### WHAT YOU HAVE TO DO
Return each line of the material below verbatim, leaving out the pictures.

(Material excerpted from a collection)
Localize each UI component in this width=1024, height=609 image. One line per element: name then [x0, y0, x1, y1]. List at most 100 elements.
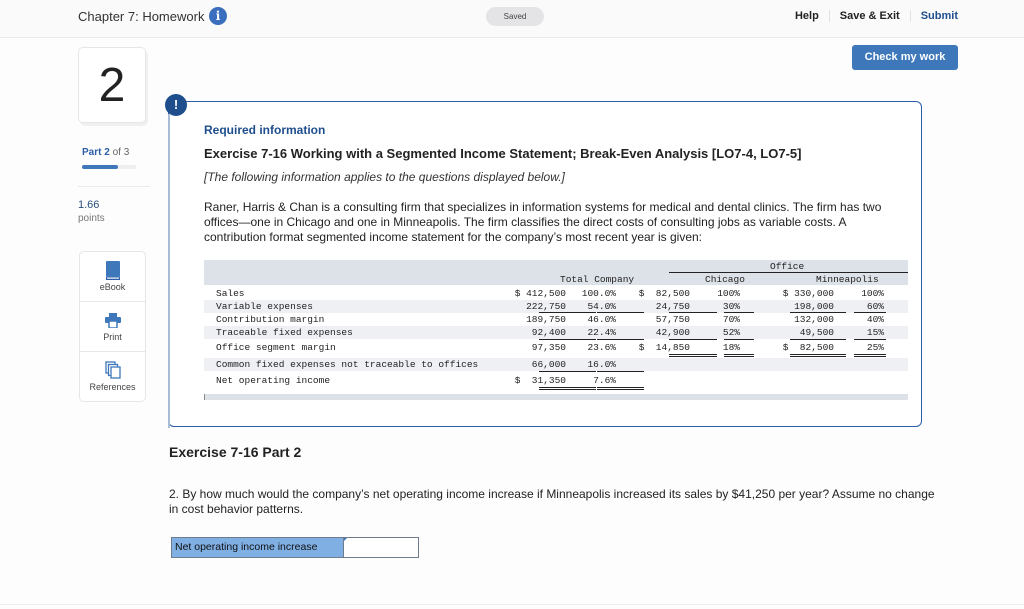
print-label: Print [103, 332, 122, 342]
subtotal-rule [790, 339, 846, 340]
cell-min-pct: 25% [866, 342, 884, 353]
statement-row: Common fixed expenses not traceable to o… [204, 358, 908, 371]
question-text: 2. By how much would the company’s net o… [169, 487, 935, 516]
points-label: points [78, 213, 105, 224]
subtotal-rule [854, 339, 886, 340]
top-bar: Chapter 7: Homework i Saved Help Save & … [0, 0, 1024, 38]
subtotal-rule [597, 312, 644, 313]
row-label: Net operating income [216, 375, 331, 386]
total-double-rule [597, 387, 644, 390]
subtotal-rule [669, 339, 717, 340]
cell-total: 97,350 [531, 342, 566, 353]
references-button[interactable]: References [80, 352, 145, 402]
cell-chi: $ 14,850 [638, 342, 690, 353]
statement-row: Net operating income $ 31,350 7.6% [204, 374, 908, 387]
header-nav: Help Save & Exit Submit [785, 10, 958, 22]
row-label: Variable expenses [216, 301, 313, 312]
bottom-divider [0, 604, 1024, 605]
ebook-label: eBook [99, 282, 126, 292]
row-label: Contribution margin [216, 314, 325, 325]
cell-total: 189,750 [526, 314, 566, 325]
cell-chi-pct: 100% [717, 288, 740, 299]
cell-total-pct: 100.0% [581, 288, 616, 299]
part-total: of 3 [112, 147, 130, 158]
total-double-rule [669, 354, 717, 357]
statement-row: Contribution margin 189,750 46.0% 57,750 70%… [204, 313, 908, 326]
cell-chi: 42,900 [655, 327, 690, 338]
total-double-rule [854, 354, 886, 357]
cell-total: $ 31,350 [514, 375, 566, 386]
part-progress-fill [82, 165, 119, 169]
points-value: 1.66 [78, 199, 100, 211]
cell-min: 132,000 [794, 314, 834, 325]
part-heading: Exercise 7-16 Part 2 [169, 444, 302, 460]
subtotal-rule [539, 371, 596, 372]
subtotal-rule [669, 312, 717, 313]
cell-total-pct: 7.6% [593, 375, 616, 386]
part-current: 2 [104, 147, 110, 158]
submit-link[interactable]: Submit [909, 10, 958, 22]
check-my-work-button[interactable]: Check my work [852, 45, 958, 70]
cell-total: 92,400 [531, 327, 566, 338]
total-double-rule [539, 387, 596, 390]
statement-row: Office segment margin 97,350 23.6% $ 14,850… [204, 341, 908, 354]
cell-total: $ 412,500 [514, 288, 566, 299]
sidebar-divider [78, 186, 150, 187]
question-number: 2 [78, 47, 146, 123]
cell-min-pct: 40% [866, 314, 884, 325]
table-footer-band [204, 394, 908, 400]
table-footer-tick [204, 394, 205, 400]
exercise-description: Raner, Harris & Chan is a consulting fir… [204, 200, 882, 244]
cell-min: 49,500 [799, 327, 834, 338]
cell-min-pct: 100% [861, 288, 884, 299]
row-label: Common fixed expenses not traceable to o… [216, 359, 479, 370]
col-header-minneapolis: Minneapolis [816, 274, 879, 285]
subtotal-rule [539, 339, 596, 340]
cell-chi-pct: 70% [722, 314, 740, 325]
subtotal-rule [724, 312, 754, 313]
printer-icon [80, 310, 145, 330]
help-link[interactable]: Help [785, 10, 829, 22]
subtotal-rule [597, 339, 644, 340]
ebook-button[interactable]: eBook [80, 252, 145, 302]
subtotal-rule [724, 339, 754, 340]
row-label: Sales [216, 288, 245, 299]
cell-total-pct: 46.0% [587, 314, 616, 325]
cell-chi: $ 82,500 [638, 288, 690, 299]
cell-total-pct: 16.0% [587, 359, 616, 370]
answer-row: Net operating income increase [171, 537, 419, 558]
row-label: Office segment margin [216, 342, 336, 353]
assignment-title: Chapter 7: Homework [78, 9, 205, 24]
subtotal-rule [790, 312, 846, 313]
total-double-rule [790, 354, 846, 357]
cell-total-pct: 22.4% [587, 327, 616, 338]
office-header-rule [669, 272, 908, 273]
subtotal-rule [854, 312, 886, 313]
row-label: Traceable fixed expenses [216, 327, 353, 338]
info-icon[interactable]: i [209, 7, 227, 25]
saved-status-badge: Saved [486, 7, 544, 26]
cell-total-pct: 23.6% [587, 342, 616, 353]
exercise-title: Exercise 7-16 Working with a Segmented I… [204, 146, 802, 161]
cell-min-pct: 15% [866, 327, 884, 338]
statement-row: Traceable fixed expenses 92,400 22.4% 42,90… [204, 326, 908, 339]
part-indicator: Part 2 of 3 [82, 147, 129, 158]
col-header-total: Total Company [560, 274, 635, 285]
exercise-note: [The following information applies to th… [204, 170, 565, 184]
net-operating-income-increase-input[interactable] [344, 538, 418, 557]
references-label: References [89, 382, 136, 392]
cell-chi-pct: 52% [722, 327, 740, 338]
subtotal-rule [597, 371, 644, 372]
part-progress-bar [82, 165, 136, 169]
book-icon [80, 260, 145, 280]
cell-min: $ 82,500 [782, 342, 834, 353]
cell-total: 66,000 [531, 359, 566, 370]
print-button[interactable]: Print [80, 302, 145, 352]
segmented-income-statement: Office Total Company Chicago Minneapolis… [204, 260, 908, 400]
subtotal-rule [539, 312, 596, 313]
required-info-heading: Required information [204, 123, 326, 137]
cell-min: $ 330,000 [782, 288, 834, 299]
cell-chi-pct: 18% [722, 342, 740, 353]
copy-icon [80, 360, 145, 380]
save-exit-link[interactable]: Save & Exit [828, 10, 910, 22]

### EXERCISE RESULT
Localize each UI component in this width=1024, height=609 image. One line per element: name then [x0, y0, x1, y1]. List at most 100 elements.
print-label: Print [103, 332, 122, 342]
subtotal-rule [790, 339, 846, 340]
cell-min-pct: 25% [866, 342, 884, 353]
statement-row: Common fixed expenses not traceable to o… [204, 358, 908, 371]
question-text: 2. By how much would the company’s net o… [169, 487, 935, 516]
points-label: points [78, 213, 105, 224]
subtotal-rule [854, 339, 886, 340]
top-bar: Chapter 7: Homework i Saved Help Save & … [0, 0, 1024, 38]
subtotal-rule [597, 312, 644, 313]
row-label: Net operating income [216, 375, 331, 386]
total-double-rule [597, 387, 644, 390]
subtotal-rule [669, 339, 717, 340]
cell-total: 97,350 [531, 342, 566, 353]
references-button[interactable]: References [80, 352, 145, 402]
cell-chi: $ 14,850 [638, 342, 690, 353]
statement-row: Net operating income $ 31,350 7.6% [204, 374, 908, 387]
header-nav: Help Save & Exit Submit [785, 10, 958, 22]
row-label: Variable expenses [216, 301, 313, 312]
bottom-divider [0, 604, 1024, 605]
ebook-label: eBook [99, 282, 126, 292]
row-label: Contribution margin [216, 314, 325, 325]
cell-total: 189,750 [526, 314, 566, 325]
cell-chi-pct: 100% [717, 288, 740, 299]
cell-total-pct: 100.0% [581, 288, 616, 299]
part-total: of 3 [112, 147, 130, 158]
total-double-rule [669, 354, 717, 357]
statement-row: Contribution margin 189,750 46.0% 57,750 70%… [204, 313, 908, 326]
cell-chi: 42,900 [655, 327, 690, 338]
total-double-rule [854, 354, 886, 357]
cell-total: $ 31,350 [514, 375, 566, 386]
part-progress-fill [82, 165, 119, 169]
points-value: 1.66 [78, 199, 100, 211]
cell-min: 132,000 [794, 314, 834, 325]
part-heading: Exercise 7-16 Part 2 [169, 444, 302, 460]
subtotal-rule [539, 371, 596, 372]
subtotal-rule [669, 312, 717, 313]
cell-total-pct: 7.6% [593, 375, 616, 386]
part-current: 2 [104, 147, 110, 158]
submit-link[interactable]: Submit [909, 10, 958, 22]
check-my-work-button[interactable]: Check my work [852, 45, 958, 70]
cell-total: 92,400 [531, 327, 566, 338]
total-double-rule [539, 387, 596, 390]
statement-row: Office segment margin 97,350 23.6% $ 14,850… [204, 341, 908, 354]
cell-total: $ 412,500 [514, 288, 566, 299]
sidebar-divider [78, 186, 150, 187]
question-number: 2 [78, 47, 146, 123]
cell-min-pct: 40% [866, 314, 884, 325]
table-footer-band [204, 394, 908, 400]
table-footer-tick [204, 394, 205, 400]
exercise-description: Raner, Harris & Chan is a consulting fir… [204, 200, 882, 244]
cell-min: 49,500 [799, 327, 834, 338]
cell-min-pct: 100% [861, 288, 884, 299]
row-label: Common fixed expenses not traceable to o… [216, 359, 479, 370]
col-header-minneapolis: Minneapolis [816, 274, 879, 285]
subtotal-rule [539, 339, 596, 340]
cell-chi-pct: 70% [722, 314, 740, 325]
subtotal-rule [724, 312, 754, 313]
printer-icon [80, 310, 145, 330]
help-link[interactable]: Help [785, 10, 829, 22]
subtotal-rule [597, 339, 644, 340]
ebook-button[interactable]: eBook [80, 252, 145, 302]
subtotal-rule [724, 339, 754, 340]
row-label: Sales [216, 288, 245, 299]
cell-total-pct: 46.0% [587, 314, 616, 325]
cell-chi: $ 82,500 [638, 288, 690, 299]
cell-total-pct: 16.0% [587, 359, 616, 370]
answer-row: Net operating income increase [171, 537, 419, 558]
row-label: Office segment margin [216, 342, 336, 353]
assignment-title: Chapter 7: Homework [78, 9, 205, 24]
subtotal-rule [790, 312, 846, 313]
total-double-rule [790, 354, 846, 357]
cell-total-pct: 22.4% [587, 327, 616, 338]
office-header-rule [669, 272, 908, 273]
subtotal-rule [854, 312, 886, 313]
row-label: Traceable fixed expenses [216, 327, 353, 338]
info-icon[interactable]: i [209, 7, 227, 25]
saved-status-badge: Saved [486, 7, 544, 26]
cell-total-pct: 23.6% [587, 342, 616, 353]
exercise-title: Exercise 7-16 Working with a Segmented I… [204, 146, 802, 161]
cell-min-pct: 15% [866, 327, 884, 338]
statement-row: Traceable fixed expenses 92,400 22.4% 42,90… [204, 326, 908, 339]
part-indicator: Part 2 of 3 [82, 147, 129, 158]
col-header-total: Total Company [560, 274, 635, 285]
exercise-note: [The following information applies to th… [204, 170, 565, 184]
net-operating-income-increase-input[interactable] [344, 538, 418, 557]
references-label: References [89, 382, 136, 392]
cell-chi-pct: 52% [722, 327, 740, 338]
subtotal-rule [597, 371, 644, 372]
part-progress-bar [82, 165, 136, 169]
book-icon [80, 260, 145, 280]
cell-min: $ 82,500 [782, 342, 834, 353]
cell-total: 66,000 [531, 359, 566, 370]
print-button[interactable]: Print [80, 302, 145, 352]
segmented-income-statement: Office Total Company Chicago Minneapolis… [204, 260, 908, 400]
subtotal-rule [539, 312, 596, 313]
required-info-heading: Required information [204, 123, 326, 137]
cell-min: $ 330,000 [782, 288, 834, 299]
cell-chi-pct: 18% [722, 342, 740, 353]
copy-icon [80, 360, 145, 380]
save-exit-link[interactable]: Save & Exit [828, 10, 910, 22]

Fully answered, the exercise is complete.